-- START OF Exercise inputs --
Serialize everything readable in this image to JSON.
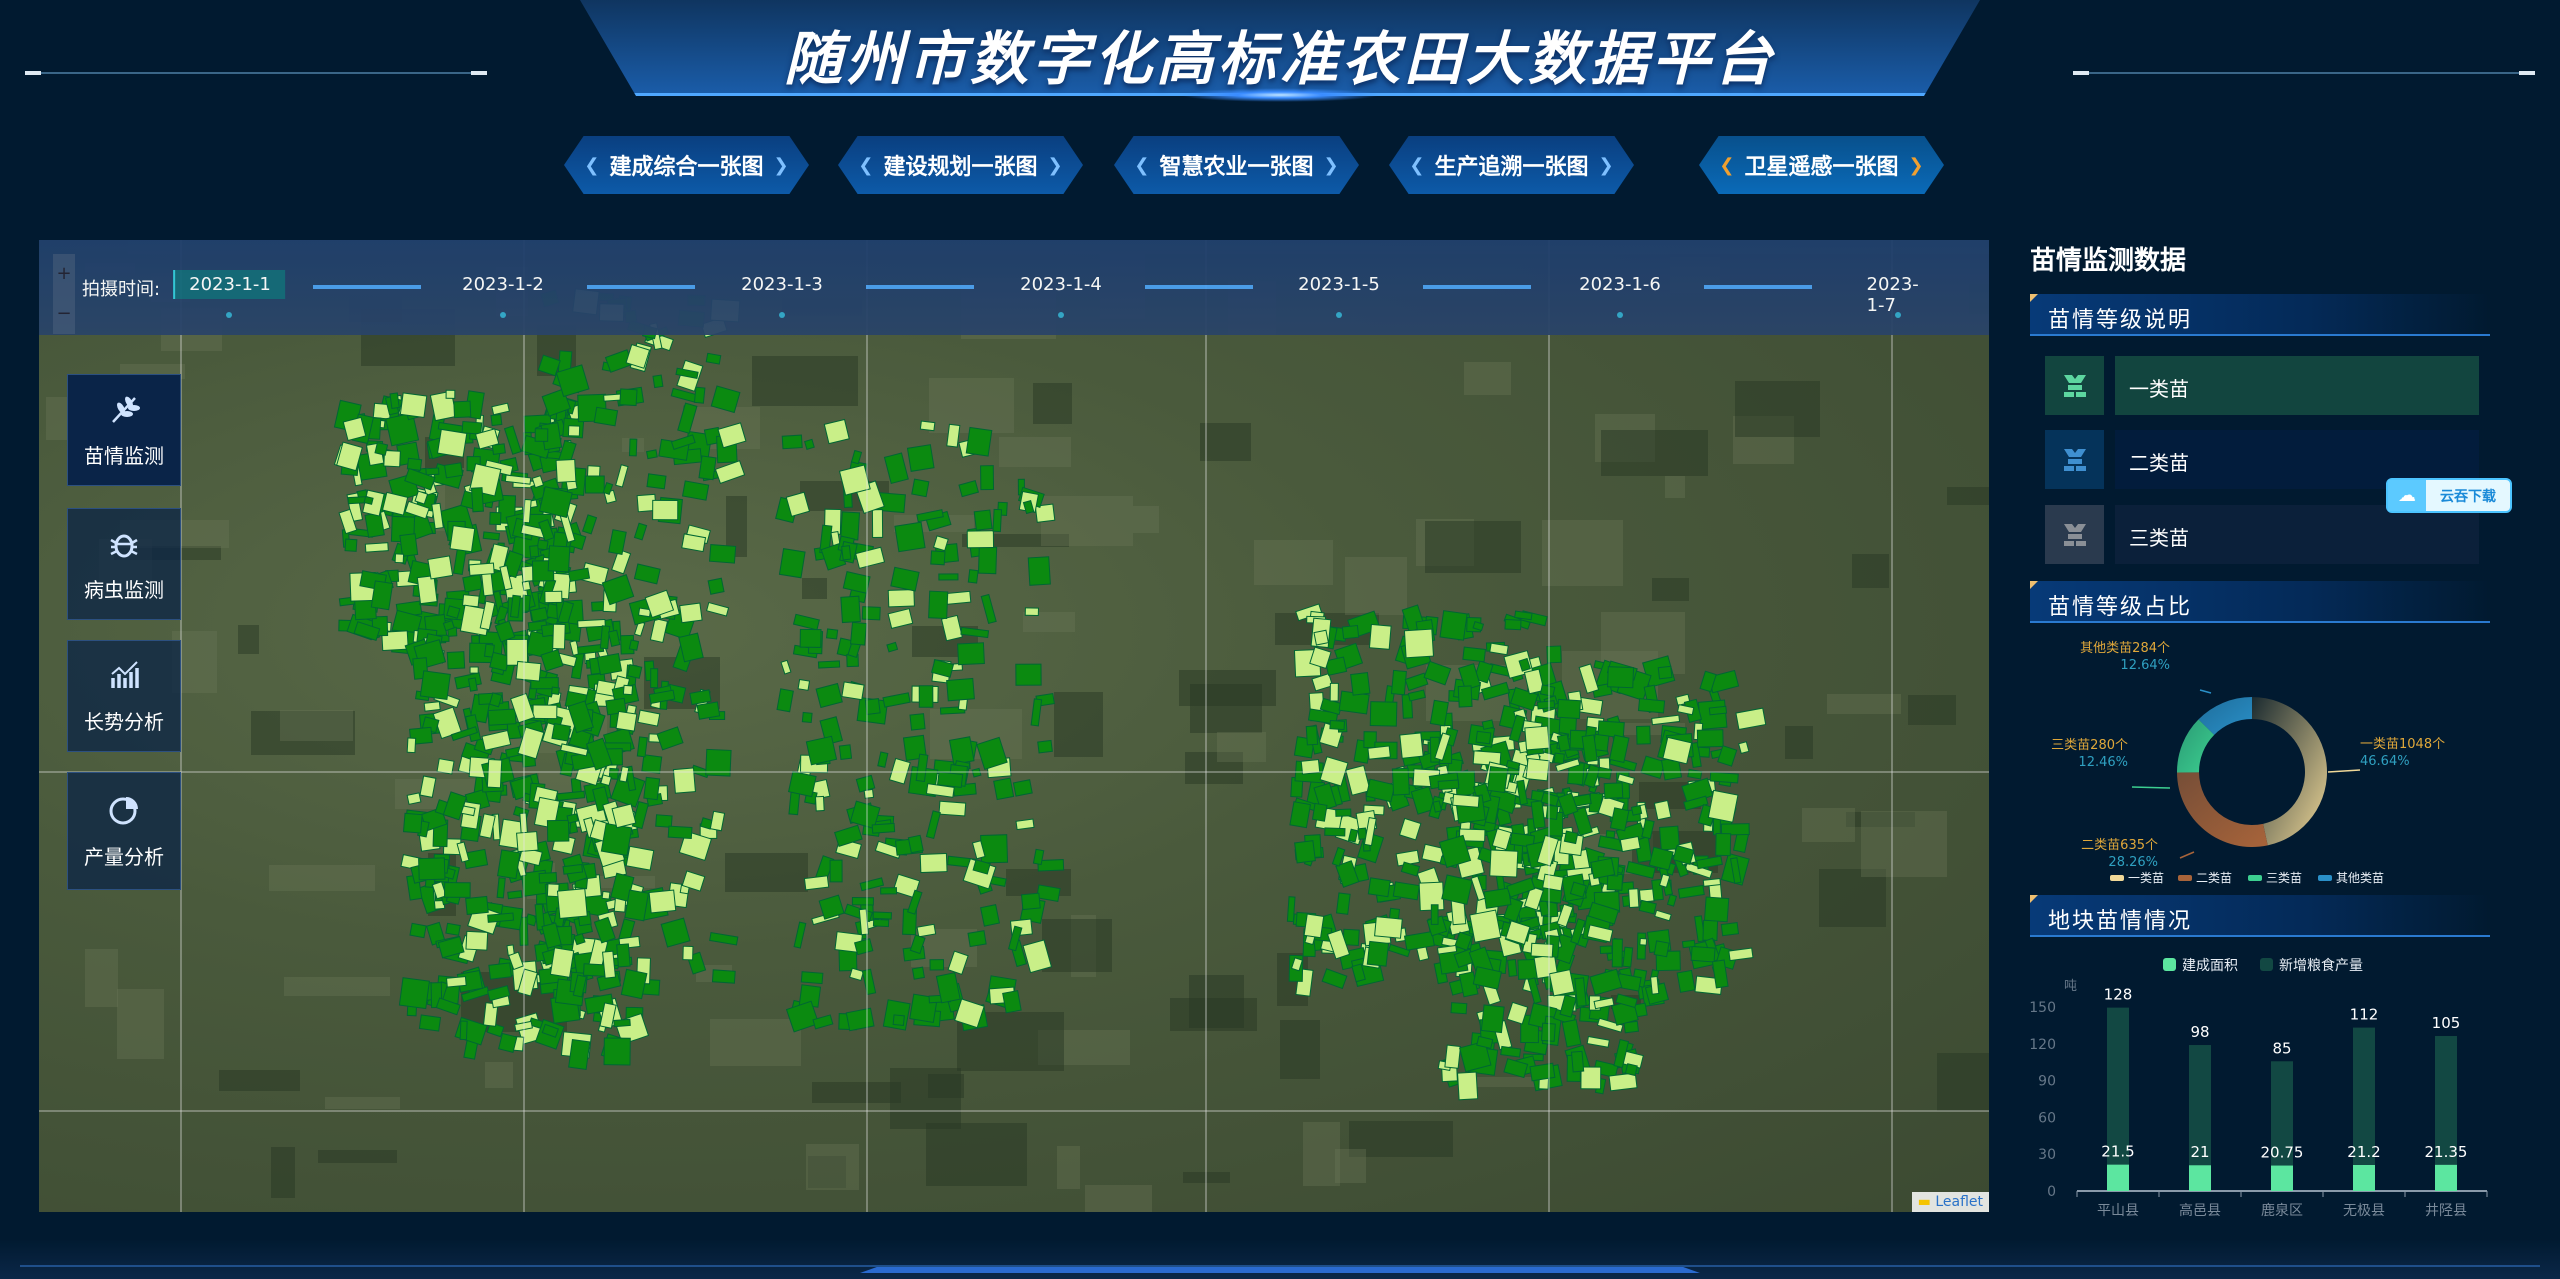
{
  "header": {
    "title": "随州市数字化高标准农田大数据平台"
  },
  "nav": [
    {
      "label": "建成综合一张图",
      "active": false
    },
    {
      "label": "建设规划一张图",
      "active": false
    },
    {
      "label": "智慧农业一张图",
      "active": false
    },
    {
      "label": "生产追溯一张图",
      "active": false
    },
    {
      "label": "卫星遥感一张图",
      "active": true
    }
  ],
  "timeline": {
    "label": "拍摄时间:",
    "dates": [
      "2023-1-1",
      "2023-1-2",
      "2023-1-3",
      "2023-1-4",
      "2023-1-5",
      "2023-1-6",
      "2023-1-7"
    ],
    "active": "2023-1-1"
  },
  "map": {
    "zoom_in": "+",
    "zoom_out": "−",
    "attribution": "Leaflet",
    "field_colors": {
      "class1": "#0b8a10",
      "class_light": "#c9ef88"
    }
  },
  "side_buttons": [
    {
      "label": "苗情监测",
      "icon": "wheat-icon"
    },
    {
      "label": "病虫监测",
      "icon": "bug-icon"
    },
    {
      "label": "长势分析",
      "icon": "trend-chart-icon"
    },
    {
      "label": "产量分析",
      "icon": "pie-chart-icon"
    }
  ],
  "right": {
    "title": "苗情监测数据",
    "sec1": "苗情等级说明",
    "levels": [
      {
        "label": "一类苗",
        "color": "#5dd6a0",
        "bg": "#12453f"
      },
      {
        "label": "二类苗",
        "color": "#3f8fd0",
        "bg": "#021c3c"
      },
      {
        "label": "三类苗",
        "color": "#8a8f96",
        "bg": "#0b203a"
      }
    ],
    "sec2": "苗情等级占比",
    "sec3": "地块苗情情况"
  },
  "cloud_button": {
    "label": "云吞下载"
  },
  "chart_data": [
    {
      "type": "pie",
      "donut": true,
      "categories": [
        "一类苗",
        "二类苗",
        "三类苗",
        "其他类苗"
      ],
      "values": [
        1048,
        635,
        280,
        284
      ],
      "percents": [
        "46.64%",
        "28.26%",
        "12.46%",
        "12.64%"
      ],
      "labels": [
        "一类苗1048个",
        "二类苗635个",
        "三类苗280个",
        "其他类苗284个"
      ],
      "colors": [
        "#f0d898",
        "#a8643a",
        "#3ccf90",
        "#2a90c8"
      ],
      "legend": "bottom"
    },
    {
      "type": "bar",
      "stacked": true,
      "categories": [
        "平山县",
        "高邑县",
        "鹿泉区",
        "无极县",
        "井陉县"
      ],
      "ylabel": "吨",
      "ylim": [
        0,
        150
      ],
      "yticks": [
        0,
        30,
        60,
        90,
        120,
        150
      ],
      "series": [
        {
          "name": "建成面积",
          "values": [
            21.5,
            21,
            20.75,
            21.2,
            21.35
          ],
          "color": "#5ce6a0"
        },
        {
          "name": "新增粮食产量",
          "values": [
            128,
            98,
            85,
            112,
            105
          ],
          "color": "#124843"
        }
      ],
      "legend": "top"
    }
  ]
}
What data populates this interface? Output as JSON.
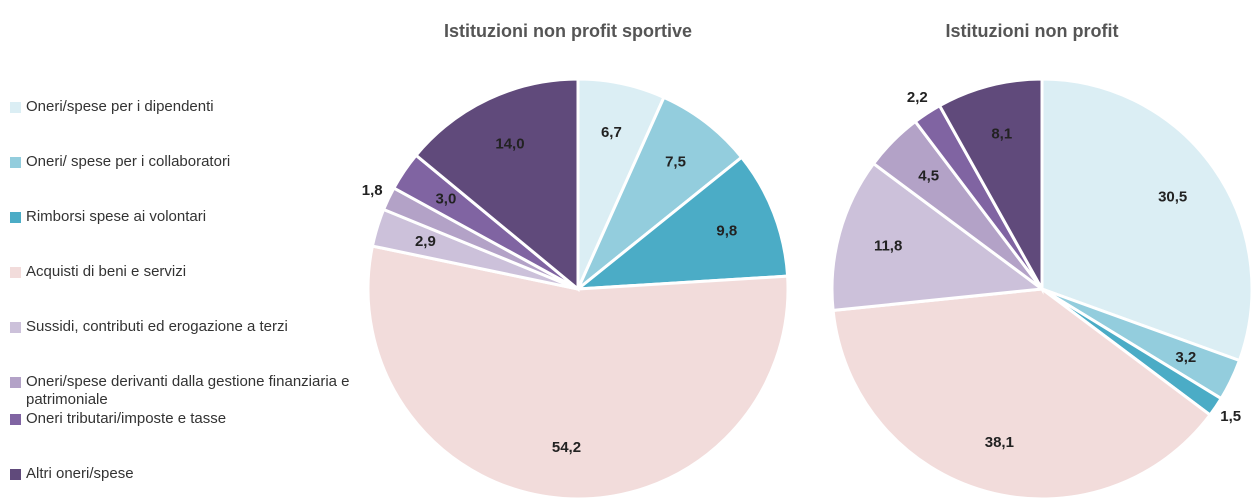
{
  "legend": [
    {
      "name": "Oneri/spese per i dipendenti",
      "color": "#dbeef4"
    },
    {
      "name": "Oneri/ spese per i collaboratori",
      "color": "#93cddd"
    },
    {
      "name": "Rimborsi spese ai volontari",
      "color": "#4bacc6"
    },
    {
      "name": "Acquisti di beni e servizi",
      "color": "#f2dcdb"
    },
    {
      "name": "Sussidi, contributi ed erogazione a terzi",
      "color": "#ccc1da"
    },
    {
      "name": "Oneri/spese derivanti dalla gestione finanziaria e patrimoniale",
      "color": "#b3a2c7"
    },
    {
      "name": "Oneri tributari/imposte e tasse",
      "color": "#8064a2"
    },
    {
      "name": "Altri oneri/spese",
      "color": "#604a7b"
    }
  ],
  "chart_data": [
    {
      "type": "pie",
      "title": "Istituzioni non profit sportive",
      "values": [
        6.7,
        7.5,
        9.8,
        54.2,
        2.9,
        1.8,
        3.0,
        14.0
      ],
      "value_labels": [
        "6,7",
        "7,5",
        "9,8",
        "54,2",
        "2,9",
        "1,8",
        "3,0",
        "14,0"
      ]
    },
    {
      "type": "pie",
      "title": "Istituzioni non profit",
      "values": [
        30.5,
        3.2,
        1.5,
        38.1,
        11.8,
        4.5,
        2.2,
        8.1
      ],
      "value_labels": [
        "30,5",
        "3,2",
        "1,5",
        "38,1",
        "11,8",
        "4,5",
        "2,2",
        "8,1"
      ]
    }
  ]
}
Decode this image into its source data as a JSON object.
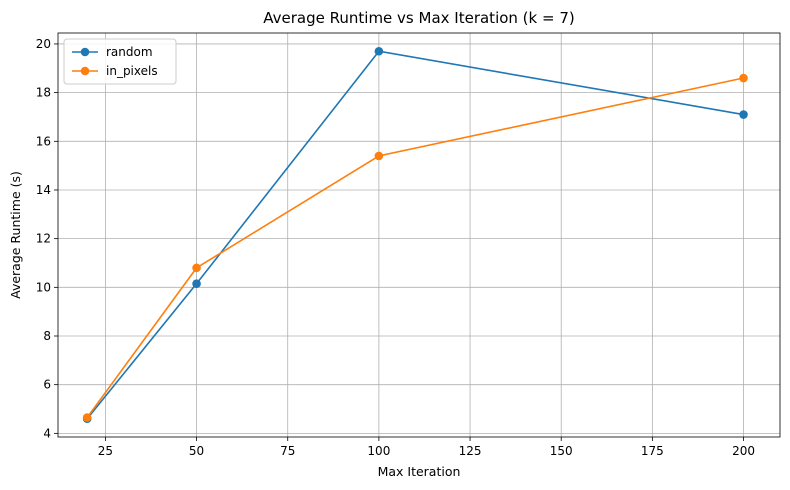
{
  "chart_data": {
    "type": "line",
    "title": "Average Runtime vs Max Iteration (k = 7)",
    "xlabel": "Max Iteration",
    "ylabel": "Average Runtime (s)",
    "xlim": [
      12,
      210
    ],
    "ylim": [
      3.85,
      20.45
    ],
    "xticks": [
      25,
      50,
      75,
      100,
      125,
      150,
      175,
      200
    ],
    "yticks": [
      4,
      6,
      8,
      10,
      12,
      14,
      16,
      18,
      20
    ],
    "grid": true,
    "legend_position": "top-left",
    "x": [
      20,
      50,
      100,
      200
    ],
    "series": [
      {
        "name": "random",
        "color": "#1f77b4",
        "marker": "circle",
        "values": [
          4.6,
          10.15,
          19.7,
          17.1
        ]
      },
      {
        "name": "in_pixels",
        "color": "#ff7f0e",
        "marker": "circle",
        "values": [
          4.65,
          10.8,
          15.4,
          18.6
        ]
      }
    ]
  }
}
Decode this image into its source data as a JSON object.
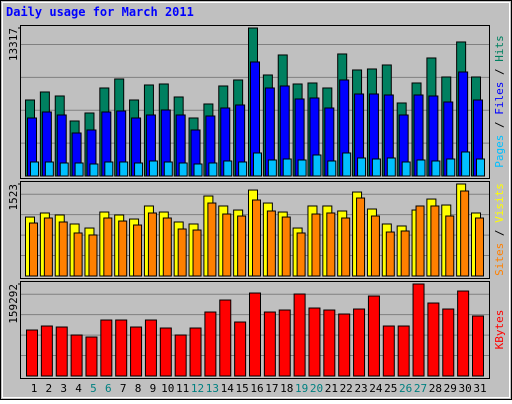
{
  "chart_data": [
    {
      "type": "bar",
      "title": "Daily usage for March 2011",
      "legend_separator": " / ",
      "ylim": [
        0,
        13317
      ],
      "yticks": [
        13317
      ],
      "series": [
        {
          "name": "Hits",
          "color": "#008060",
          "values": [
            6840,
            7560,
            7200,
            4950,
            5670,
            7920,
            8730,
            6840,
            8190,
            8280,
            7110,
            5220,
            6480,
            8100,
            8640,
            13317,
            9090,
            10890,
            8280,
            8370,
            7920,
            10980,
            9540,
            9630,
            9990,
            6570,
            8370,
            10620,
            8910,
            12060,
            8910
          ]
        },
        {
          "name": "Files",
          "color": "#0000ff",
          "values": [
            5220,
            5760,
            5490,
            3870,
            4140,
            5760,
            5850,
            5220,
            5490,
            5940,
            5490,
            4140,
            5400,
            6120,
            6390,
            10260,
            7920,
            8100,
            6930,
            7020,
            6120,
            8640,
            7380,
            7380,
            7290,
            5490,
            7290,
            7200,
            6660,
            9360,
            6840
          ]
        },
        {
          "name": "Pages",
          "color": "#00c0ff",
          "values": [
            1260,
            1260,
            1170,
            1170,
            1080,
            1260,
            1260,
            1170,
            1350,
            1260,
            1170,
            1080,
            1170,
            1350,
            1260,
            2070,
            1440,
            1530,
            1440,
            1890,
            1350,
            2070,
            1620,
            1530,
            1620,
            1260,
            1440,
            1350,
            1530,
            2160,
            1530
          ]
        }
      ]
    },
    {
      "type": "bar",
      "ylim": [
        0,
        1523
      ],
      "yticks": [
        1523
      ],
      "series": [
        {
          "name": "Visits",
          "color": "#ffff00",
          "values": [
            976,
            1043,
            1010,
            861,
            794,
            1059,
            1010,
            943,
            1159,
            1059,
            894,
            861,
            1324,
            1159,
            1092,
            1423,
            1208,
            1059,
            794,
            1159,
            1159,
            1076,
            1390,
            1109,
            861,
            828,
            1092,
            1274,
            1175,
            1523,
            1043
          ]
        },
        {
          "name": "Sites",
          "color": "#ff8000",
          "values": [
            877,
            960,
            894,
            712,
            679,
            960,
            910,
            844,
            1043,
            960,
            778,
            761,
            1208,
            1026,
            993,
            1258,
            1076,
            976,
            712,
            1026,
            1043,
            960,
            1291,
            993,
            728,
            745,
            1159,
            1159,
            993,
            1407,
            960
          ]
        }
      ]
    },
    {
      "type": "bar",
      "ylim": [
        0,
        159292
      ],
      "yticks": [
        159292
      ],
      "series": [
        {
          "name": "KBytes",
          "color": "#ff0000",
          "values": [
            79626,
            86550,
            84819,
            70971,
            67509,
            96936,
            96936,
            84819,
            96936,
            83088,
            70971,
            83088,
            110784,
            131556,
            93474,
            143673,
            110784,
            114246,
            141942,
            117708,
            114246,
            107322,
            115977,
            138480,
            86550,
            86550,
            159292,
            126363,
            115977,
            147135,
            103860
          ]
        }
      ],
      "categories": [
        "1",
        "2",
        "3",
        "4",
        "5",
        "6",
        "7",
        "8",
        "9",
        "10",
        "11",
        "12",
        "13",
        "14",
        "15",
        "16",
        "17",
        "18",
        "19",
        "20",
        "21",
        "22",
        "23",
        "24",
        "25",
        "26",
        "27",
        "28",
        "29",
        "30",
        "31"
      ],
      "category_colors": [
        "#000000",
        "#000000",
        "#000000",
        "#000000",
        "#008080",
        "#008080",
        "#000000",
        "#000000",
        "#000000",
        "#000000",
        "#000000",
        "#008080",
        "#008080",
        "#000000",
        "#000000",
        "#000000",
        "#000000",
        "#000000",
        "#008080",
        "#008080",
        "#000000",
        "#000000",
        "#000000",
        "#000000",
        "#000000",
        "#008080",
        "#008080",
        "#000000",
        "#000000",
        "#000000",
        "#000000"
      ]
    }
  ]
}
-- END OF Exercise inputs --
• To do: Show the lines where the word "Runtime" appears in the entries.

• Exercise output:
    "title": "Average Runtime vs Max Iteration (k = 7)",
    "ylabel": "Average Runtime (s)",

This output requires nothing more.